● Your objective: Within the records below, find each line that holds the string "kind", then copy it.

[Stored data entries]
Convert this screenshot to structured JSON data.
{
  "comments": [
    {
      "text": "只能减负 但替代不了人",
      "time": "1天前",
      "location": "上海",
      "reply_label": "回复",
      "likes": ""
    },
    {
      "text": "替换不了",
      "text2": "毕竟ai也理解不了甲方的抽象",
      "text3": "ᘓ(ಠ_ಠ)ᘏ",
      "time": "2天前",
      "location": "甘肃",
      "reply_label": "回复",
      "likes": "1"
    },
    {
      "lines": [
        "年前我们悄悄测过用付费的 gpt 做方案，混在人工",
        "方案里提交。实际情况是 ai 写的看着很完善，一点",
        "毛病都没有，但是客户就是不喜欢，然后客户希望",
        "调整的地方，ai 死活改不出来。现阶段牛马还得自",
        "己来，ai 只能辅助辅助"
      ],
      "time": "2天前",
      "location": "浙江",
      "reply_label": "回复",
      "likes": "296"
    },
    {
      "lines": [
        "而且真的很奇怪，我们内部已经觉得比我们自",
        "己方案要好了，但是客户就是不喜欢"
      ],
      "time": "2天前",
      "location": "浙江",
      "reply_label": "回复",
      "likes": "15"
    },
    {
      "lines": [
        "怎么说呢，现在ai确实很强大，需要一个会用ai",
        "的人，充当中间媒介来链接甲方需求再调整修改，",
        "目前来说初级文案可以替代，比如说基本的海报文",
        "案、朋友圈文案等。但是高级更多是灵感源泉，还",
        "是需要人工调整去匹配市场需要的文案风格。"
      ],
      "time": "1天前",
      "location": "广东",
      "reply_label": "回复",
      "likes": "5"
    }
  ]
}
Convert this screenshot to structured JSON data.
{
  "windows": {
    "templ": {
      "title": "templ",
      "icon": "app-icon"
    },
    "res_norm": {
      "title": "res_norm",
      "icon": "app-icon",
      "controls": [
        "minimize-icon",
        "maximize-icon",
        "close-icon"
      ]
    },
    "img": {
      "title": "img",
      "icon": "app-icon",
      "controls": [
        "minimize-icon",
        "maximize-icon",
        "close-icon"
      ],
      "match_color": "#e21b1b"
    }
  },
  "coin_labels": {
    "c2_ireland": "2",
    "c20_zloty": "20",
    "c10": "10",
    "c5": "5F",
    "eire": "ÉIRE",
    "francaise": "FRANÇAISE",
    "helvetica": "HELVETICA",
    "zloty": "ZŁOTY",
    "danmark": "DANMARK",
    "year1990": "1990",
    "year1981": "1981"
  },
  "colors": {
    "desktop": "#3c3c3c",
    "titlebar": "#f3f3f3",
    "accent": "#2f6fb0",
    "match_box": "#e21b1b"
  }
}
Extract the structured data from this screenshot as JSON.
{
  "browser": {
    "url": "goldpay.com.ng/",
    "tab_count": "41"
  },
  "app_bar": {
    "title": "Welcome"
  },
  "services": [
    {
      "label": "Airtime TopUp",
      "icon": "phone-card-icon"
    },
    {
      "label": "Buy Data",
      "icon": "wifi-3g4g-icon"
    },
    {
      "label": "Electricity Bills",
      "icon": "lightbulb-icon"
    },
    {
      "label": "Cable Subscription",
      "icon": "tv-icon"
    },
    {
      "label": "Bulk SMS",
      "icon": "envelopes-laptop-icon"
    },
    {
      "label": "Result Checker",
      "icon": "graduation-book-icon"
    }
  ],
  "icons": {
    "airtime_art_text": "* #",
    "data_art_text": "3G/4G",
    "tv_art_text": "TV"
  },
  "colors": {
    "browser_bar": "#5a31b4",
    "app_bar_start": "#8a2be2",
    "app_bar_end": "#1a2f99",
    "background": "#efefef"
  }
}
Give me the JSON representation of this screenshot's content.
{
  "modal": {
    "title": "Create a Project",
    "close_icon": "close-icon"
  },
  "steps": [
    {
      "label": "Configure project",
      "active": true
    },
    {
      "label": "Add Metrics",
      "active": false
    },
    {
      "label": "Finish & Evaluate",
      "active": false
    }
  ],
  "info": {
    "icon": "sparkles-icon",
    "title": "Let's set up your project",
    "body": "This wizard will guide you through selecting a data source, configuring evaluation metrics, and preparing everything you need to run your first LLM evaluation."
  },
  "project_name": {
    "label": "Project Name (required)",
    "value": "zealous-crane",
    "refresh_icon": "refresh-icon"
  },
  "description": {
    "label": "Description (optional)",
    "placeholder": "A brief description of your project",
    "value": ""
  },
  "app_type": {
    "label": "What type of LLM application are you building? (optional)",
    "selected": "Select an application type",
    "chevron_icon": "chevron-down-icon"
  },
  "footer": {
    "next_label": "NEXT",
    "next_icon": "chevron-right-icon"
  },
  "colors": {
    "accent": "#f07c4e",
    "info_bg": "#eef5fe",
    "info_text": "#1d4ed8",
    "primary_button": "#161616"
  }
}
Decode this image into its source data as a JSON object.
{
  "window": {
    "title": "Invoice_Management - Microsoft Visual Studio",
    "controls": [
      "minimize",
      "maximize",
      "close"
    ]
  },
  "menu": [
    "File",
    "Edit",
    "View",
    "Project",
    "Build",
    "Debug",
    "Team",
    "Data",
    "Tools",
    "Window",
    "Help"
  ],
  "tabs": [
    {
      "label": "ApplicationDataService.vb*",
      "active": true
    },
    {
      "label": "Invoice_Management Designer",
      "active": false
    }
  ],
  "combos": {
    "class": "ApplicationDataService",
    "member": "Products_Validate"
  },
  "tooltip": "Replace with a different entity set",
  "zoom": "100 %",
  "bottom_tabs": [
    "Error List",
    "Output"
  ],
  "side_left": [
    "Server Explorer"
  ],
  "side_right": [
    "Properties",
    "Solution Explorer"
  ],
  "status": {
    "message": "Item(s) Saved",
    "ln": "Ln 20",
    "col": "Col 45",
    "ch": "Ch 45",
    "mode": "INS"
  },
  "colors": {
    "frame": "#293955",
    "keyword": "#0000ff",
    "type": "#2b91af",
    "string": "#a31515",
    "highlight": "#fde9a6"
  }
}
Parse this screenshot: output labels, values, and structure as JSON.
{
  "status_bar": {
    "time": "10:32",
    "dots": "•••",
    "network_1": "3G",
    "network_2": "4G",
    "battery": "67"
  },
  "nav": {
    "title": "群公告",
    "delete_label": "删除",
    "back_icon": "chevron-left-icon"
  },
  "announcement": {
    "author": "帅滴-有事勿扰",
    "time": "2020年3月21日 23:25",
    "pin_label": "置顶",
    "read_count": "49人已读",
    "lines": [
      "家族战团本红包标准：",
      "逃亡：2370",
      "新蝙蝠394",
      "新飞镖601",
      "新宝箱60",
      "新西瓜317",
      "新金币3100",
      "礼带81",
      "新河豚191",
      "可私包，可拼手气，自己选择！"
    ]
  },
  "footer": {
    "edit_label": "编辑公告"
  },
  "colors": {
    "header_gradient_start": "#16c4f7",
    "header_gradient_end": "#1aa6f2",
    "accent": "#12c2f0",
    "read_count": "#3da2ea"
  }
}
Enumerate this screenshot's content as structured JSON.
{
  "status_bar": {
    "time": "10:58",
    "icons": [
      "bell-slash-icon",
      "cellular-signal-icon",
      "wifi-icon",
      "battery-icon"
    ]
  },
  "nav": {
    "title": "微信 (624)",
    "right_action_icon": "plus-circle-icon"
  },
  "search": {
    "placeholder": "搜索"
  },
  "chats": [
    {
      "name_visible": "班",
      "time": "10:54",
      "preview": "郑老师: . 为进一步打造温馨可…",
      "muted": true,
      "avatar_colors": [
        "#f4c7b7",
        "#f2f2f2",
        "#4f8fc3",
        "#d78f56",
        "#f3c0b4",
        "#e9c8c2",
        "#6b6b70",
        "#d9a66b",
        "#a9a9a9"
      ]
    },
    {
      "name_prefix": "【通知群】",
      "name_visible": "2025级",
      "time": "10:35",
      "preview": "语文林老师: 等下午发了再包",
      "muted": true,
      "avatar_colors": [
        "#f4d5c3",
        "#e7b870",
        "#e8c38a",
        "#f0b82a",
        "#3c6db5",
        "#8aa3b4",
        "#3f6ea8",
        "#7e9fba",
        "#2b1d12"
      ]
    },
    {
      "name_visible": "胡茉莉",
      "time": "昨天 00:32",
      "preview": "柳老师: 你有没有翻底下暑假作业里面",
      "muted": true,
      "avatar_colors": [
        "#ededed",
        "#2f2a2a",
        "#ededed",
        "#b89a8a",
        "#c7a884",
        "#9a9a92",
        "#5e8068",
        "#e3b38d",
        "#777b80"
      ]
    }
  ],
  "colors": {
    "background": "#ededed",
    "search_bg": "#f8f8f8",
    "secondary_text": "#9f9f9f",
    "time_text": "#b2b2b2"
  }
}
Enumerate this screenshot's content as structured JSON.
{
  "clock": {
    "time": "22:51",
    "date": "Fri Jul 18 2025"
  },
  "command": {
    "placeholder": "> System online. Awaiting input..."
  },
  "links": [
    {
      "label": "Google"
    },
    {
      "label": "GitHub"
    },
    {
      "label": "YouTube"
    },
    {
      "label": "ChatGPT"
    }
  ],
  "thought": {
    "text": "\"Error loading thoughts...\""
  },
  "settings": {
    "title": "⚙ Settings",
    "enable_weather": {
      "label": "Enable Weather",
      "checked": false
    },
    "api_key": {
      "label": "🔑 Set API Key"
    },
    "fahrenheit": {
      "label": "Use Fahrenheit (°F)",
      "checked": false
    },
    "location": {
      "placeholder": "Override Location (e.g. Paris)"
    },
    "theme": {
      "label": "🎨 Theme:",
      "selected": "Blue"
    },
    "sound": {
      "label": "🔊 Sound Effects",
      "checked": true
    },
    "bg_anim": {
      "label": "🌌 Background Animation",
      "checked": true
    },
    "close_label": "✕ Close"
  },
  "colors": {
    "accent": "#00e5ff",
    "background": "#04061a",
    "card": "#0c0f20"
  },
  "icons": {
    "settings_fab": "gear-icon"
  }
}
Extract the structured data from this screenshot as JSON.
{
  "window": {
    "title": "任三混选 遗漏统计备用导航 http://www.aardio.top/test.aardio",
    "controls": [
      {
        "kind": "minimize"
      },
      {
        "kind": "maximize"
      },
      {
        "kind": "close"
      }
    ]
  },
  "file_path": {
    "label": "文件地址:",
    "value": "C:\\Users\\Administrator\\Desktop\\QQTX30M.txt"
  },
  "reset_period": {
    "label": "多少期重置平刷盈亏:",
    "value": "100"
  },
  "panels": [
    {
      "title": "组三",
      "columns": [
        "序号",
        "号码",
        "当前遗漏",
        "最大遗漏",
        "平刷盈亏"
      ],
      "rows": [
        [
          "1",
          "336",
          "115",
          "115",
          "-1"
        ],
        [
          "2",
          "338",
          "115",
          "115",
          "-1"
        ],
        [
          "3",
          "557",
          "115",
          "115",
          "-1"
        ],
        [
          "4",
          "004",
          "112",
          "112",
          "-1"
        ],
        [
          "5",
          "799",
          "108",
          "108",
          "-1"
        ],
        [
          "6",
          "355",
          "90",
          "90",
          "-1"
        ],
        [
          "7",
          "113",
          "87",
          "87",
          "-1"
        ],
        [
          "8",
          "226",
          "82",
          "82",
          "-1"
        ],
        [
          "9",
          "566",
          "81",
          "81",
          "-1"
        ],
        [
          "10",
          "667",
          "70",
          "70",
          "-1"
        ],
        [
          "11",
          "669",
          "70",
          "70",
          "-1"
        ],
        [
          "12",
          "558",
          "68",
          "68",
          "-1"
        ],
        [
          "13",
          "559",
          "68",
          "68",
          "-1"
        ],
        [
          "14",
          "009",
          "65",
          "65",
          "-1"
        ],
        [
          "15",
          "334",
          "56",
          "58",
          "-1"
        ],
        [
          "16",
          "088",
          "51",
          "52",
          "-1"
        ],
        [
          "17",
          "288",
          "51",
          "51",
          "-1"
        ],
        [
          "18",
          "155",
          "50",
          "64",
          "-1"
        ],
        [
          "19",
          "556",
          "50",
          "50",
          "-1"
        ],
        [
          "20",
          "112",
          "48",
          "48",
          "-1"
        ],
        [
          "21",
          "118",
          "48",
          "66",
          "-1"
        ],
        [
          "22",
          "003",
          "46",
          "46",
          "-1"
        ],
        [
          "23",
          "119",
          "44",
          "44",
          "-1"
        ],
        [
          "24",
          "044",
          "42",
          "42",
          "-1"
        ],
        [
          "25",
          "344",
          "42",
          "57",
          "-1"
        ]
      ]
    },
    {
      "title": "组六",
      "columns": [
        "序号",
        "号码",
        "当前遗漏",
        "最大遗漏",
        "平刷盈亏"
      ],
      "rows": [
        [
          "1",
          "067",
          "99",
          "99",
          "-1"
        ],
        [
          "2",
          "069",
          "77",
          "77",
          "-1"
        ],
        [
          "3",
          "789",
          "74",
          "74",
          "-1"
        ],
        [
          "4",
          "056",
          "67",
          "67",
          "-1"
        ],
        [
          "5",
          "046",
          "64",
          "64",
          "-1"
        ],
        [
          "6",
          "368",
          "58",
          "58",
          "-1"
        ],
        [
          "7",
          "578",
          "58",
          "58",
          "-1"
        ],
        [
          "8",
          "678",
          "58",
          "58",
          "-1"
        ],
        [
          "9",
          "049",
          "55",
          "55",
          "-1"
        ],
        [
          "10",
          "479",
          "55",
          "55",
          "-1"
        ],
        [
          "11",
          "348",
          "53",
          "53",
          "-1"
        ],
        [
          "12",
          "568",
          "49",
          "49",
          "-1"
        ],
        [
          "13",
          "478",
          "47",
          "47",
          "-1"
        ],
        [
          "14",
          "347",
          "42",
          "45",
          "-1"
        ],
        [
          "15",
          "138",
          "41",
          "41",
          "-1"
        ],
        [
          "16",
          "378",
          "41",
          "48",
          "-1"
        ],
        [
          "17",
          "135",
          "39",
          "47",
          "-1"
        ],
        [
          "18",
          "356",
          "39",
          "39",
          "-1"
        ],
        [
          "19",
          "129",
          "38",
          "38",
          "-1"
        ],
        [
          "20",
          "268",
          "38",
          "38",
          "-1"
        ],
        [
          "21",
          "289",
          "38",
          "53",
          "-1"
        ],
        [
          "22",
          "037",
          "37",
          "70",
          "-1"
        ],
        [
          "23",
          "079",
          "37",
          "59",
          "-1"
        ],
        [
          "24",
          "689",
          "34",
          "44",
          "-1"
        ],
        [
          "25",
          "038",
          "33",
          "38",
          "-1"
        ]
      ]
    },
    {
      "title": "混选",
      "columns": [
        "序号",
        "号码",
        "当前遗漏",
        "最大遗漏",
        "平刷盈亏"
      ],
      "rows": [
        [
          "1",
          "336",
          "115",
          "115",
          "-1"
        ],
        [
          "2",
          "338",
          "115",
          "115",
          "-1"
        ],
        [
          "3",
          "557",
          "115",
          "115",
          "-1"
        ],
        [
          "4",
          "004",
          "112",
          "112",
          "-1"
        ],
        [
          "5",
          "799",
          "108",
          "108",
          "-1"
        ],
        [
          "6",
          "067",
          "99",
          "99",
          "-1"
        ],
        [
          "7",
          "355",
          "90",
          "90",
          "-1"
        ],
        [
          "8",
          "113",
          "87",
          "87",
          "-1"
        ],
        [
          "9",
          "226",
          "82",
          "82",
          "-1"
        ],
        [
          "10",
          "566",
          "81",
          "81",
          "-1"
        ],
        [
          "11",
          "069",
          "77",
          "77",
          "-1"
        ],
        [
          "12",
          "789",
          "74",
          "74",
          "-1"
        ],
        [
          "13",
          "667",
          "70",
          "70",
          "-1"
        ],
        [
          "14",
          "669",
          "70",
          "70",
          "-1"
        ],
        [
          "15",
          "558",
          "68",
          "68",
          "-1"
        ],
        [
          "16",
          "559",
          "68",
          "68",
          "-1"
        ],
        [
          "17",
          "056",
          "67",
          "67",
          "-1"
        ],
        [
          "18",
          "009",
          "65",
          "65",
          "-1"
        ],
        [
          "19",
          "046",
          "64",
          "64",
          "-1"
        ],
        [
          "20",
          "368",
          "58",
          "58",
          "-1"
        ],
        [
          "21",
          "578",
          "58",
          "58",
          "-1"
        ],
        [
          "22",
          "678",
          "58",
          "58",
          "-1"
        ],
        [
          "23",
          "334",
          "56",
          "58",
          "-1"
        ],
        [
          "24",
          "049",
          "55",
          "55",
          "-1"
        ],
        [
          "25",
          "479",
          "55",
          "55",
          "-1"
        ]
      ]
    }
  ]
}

● Solution to this problem:
        "kind": "minimize"
        "kind": "maximize"
        "kind": "close"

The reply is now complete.